Start of Recorded information

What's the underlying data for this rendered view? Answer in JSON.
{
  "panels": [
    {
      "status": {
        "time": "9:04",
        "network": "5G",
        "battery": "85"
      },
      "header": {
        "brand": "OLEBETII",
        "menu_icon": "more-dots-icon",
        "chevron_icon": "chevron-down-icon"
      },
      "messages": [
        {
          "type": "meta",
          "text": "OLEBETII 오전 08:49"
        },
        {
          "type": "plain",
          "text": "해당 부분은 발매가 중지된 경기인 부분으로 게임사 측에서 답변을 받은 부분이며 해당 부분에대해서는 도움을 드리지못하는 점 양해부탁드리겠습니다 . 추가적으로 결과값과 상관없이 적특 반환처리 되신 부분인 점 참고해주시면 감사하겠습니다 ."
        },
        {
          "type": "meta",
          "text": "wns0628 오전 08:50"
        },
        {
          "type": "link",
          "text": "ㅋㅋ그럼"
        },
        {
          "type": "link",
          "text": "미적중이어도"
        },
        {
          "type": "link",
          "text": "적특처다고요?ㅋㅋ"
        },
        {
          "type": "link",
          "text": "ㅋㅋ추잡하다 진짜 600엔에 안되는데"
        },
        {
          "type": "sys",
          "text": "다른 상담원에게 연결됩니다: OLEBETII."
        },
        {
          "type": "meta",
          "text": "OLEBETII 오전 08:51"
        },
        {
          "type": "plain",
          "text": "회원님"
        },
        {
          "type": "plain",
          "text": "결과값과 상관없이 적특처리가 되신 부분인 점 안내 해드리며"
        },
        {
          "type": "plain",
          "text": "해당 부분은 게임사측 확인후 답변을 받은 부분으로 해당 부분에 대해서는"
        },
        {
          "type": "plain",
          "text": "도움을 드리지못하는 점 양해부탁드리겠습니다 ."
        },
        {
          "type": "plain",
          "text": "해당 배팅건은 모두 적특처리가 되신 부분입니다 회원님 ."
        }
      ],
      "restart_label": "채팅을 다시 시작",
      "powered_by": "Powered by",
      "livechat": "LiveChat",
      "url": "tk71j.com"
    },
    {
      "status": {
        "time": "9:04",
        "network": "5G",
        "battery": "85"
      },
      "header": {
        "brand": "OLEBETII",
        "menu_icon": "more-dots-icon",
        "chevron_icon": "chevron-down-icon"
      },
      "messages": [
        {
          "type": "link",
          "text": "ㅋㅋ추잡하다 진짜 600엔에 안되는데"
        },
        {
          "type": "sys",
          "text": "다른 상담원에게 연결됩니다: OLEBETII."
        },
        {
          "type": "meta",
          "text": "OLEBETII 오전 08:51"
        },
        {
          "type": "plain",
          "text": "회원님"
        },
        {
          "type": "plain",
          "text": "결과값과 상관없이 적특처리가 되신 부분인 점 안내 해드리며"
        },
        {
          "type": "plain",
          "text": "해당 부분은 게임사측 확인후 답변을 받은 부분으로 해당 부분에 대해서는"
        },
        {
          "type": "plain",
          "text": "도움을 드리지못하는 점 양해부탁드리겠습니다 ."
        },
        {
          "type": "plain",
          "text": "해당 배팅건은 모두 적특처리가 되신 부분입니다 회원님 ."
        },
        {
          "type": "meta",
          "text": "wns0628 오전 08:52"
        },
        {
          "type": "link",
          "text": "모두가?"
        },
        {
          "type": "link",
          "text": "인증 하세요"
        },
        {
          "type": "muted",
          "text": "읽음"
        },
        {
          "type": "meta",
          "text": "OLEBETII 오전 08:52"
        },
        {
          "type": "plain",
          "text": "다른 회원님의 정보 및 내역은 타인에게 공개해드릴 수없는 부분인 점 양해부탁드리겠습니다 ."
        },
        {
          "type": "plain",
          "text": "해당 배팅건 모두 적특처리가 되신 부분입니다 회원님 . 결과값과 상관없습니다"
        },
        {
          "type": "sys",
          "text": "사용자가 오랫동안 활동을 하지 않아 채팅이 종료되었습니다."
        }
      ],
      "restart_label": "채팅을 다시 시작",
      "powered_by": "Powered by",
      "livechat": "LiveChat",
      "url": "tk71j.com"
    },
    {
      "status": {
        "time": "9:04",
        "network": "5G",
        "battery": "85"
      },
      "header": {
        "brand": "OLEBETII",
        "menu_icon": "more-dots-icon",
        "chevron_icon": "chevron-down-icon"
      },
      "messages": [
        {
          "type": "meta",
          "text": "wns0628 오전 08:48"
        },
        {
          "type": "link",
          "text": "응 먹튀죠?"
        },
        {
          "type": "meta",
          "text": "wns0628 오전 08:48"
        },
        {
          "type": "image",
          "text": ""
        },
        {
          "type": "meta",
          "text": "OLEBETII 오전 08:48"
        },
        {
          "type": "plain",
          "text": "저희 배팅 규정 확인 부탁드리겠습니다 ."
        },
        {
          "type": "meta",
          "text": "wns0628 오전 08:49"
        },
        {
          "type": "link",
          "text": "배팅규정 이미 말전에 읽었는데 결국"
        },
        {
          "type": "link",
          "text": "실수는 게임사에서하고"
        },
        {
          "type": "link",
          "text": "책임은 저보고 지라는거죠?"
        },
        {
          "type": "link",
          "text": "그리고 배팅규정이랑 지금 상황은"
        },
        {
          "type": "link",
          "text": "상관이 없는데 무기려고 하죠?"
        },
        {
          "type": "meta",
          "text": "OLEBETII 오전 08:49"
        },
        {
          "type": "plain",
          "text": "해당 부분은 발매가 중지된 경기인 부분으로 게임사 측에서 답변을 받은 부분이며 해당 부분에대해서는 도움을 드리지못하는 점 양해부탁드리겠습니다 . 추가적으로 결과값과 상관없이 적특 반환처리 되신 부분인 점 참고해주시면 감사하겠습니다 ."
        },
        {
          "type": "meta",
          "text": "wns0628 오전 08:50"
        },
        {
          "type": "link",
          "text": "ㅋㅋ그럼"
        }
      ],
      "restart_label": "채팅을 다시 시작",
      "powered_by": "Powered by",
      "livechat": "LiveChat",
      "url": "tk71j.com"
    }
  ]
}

End of Recorded information
Start of Recorded information

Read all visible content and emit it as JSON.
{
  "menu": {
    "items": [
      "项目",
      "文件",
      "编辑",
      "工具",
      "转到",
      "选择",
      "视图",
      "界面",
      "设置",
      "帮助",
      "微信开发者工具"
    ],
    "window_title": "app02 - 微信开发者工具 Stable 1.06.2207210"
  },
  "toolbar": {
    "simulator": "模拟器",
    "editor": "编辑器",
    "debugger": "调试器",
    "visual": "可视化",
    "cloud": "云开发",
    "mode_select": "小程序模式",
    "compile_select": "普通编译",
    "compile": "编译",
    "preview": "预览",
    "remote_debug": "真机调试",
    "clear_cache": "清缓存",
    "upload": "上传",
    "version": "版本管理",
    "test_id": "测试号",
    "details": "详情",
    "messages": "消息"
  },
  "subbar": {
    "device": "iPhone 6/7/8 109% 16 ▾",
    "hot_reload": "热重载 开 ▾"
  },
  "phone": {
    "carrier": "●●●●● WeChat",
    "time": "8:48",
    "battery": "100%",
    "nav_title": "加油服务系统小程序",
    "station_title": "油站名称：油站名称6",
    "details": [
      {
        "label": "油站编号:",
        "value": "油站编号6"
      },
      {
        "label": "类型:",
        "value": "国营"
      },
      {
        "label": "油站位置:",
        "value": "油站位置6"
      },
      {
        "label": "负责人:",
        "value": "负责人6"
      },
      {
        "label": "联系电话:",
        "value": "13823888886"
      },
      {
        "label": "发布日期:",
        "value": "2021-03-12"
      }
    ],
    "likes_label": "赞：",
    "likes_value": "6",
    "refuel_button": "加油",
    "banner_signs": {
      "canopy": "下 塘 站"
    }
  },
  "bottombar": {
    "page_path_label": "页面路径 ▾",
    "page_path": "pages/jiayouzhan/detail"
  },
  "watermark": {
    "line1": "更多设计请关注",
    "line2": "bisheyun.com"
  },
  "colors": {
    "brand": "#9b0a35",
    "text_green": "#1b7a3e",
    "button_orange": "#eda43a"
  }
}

End of Recorded information
Start of Recorded information

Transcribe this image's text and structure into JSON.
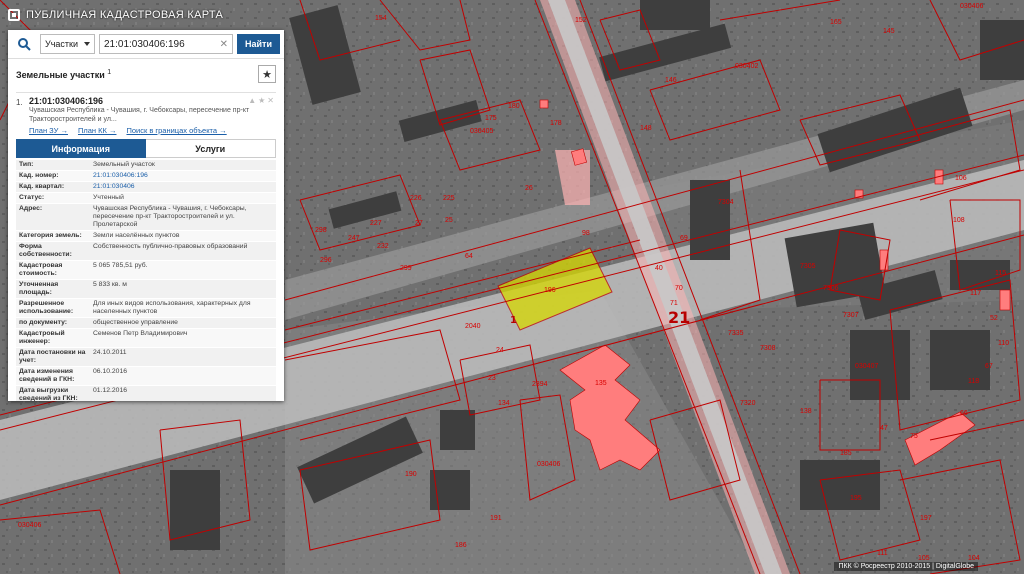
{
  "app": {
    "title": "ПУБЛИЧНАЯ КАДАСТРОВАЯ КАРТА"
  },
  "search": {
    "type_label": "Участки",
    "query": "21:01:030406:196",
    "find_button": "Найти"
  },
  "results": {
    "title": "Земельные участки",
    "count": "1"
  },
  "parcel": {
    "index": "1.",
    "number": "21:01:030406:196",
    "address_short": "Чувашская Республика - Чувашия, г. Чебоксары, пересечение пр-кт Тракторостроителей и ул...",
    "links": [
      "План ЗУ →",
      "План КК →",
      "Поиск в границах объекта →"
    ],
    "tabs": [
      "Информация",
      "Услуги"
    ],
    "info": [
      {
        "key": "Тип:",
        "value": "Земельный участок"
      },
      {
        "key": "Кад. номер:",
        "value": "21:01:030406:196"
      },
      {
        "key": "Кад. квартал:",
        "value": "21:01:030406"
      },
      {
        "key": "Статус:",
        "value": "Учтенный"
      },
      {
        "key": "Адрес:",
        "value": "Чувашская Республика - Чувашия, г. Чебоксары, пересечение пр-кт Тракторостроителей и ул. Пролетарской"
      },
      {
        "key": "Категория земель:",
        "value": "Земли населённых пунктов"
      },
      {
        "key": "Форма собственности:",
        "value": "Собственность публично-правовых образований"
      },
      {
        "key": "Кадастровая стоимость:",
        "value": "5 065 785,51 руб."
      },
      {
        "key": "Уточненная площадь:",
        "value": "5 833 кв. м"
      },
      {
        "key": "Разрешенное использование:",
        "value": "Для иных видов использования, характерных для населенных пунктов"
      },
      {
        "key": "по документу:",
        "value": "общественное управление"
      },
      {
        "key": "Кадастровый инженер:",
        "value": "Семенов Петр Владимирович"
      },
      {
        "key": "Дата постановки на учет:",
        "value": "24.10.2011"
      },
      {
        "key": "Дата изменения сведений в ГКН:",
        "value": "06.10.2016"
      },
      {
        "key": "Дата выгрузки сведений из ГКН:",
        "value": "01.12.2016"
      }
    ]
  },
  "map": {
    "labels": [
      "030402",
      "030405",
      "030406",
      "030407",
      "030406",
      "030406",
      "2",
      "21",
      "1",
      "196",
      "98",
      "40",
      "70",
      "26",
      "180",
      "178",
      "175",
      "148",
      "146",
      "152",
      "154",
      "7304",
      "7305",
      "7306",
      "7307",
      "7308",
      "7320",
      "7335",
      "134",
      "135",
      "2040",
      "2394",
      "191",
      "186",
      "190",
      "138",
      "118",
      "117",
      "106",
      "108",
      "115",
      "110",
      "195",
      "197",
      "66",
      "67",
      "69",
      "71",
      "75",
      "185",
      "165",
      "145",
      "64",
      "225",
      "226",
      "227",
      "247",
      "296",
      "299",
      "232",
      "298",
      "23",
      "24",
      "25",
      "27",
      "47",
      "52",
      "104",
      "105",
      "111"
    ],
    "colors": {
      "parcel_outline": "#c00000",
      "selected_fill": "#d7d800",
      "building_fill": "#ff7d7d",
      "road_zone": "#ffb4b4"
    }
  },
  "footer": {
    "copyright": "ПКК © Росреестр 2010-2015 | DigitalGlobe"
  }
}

End of Recorded information

**Written instruction**
Each line of the material above either contains the word "JSON" or does not; state how many do, and nothing else.

**Expected answer**
3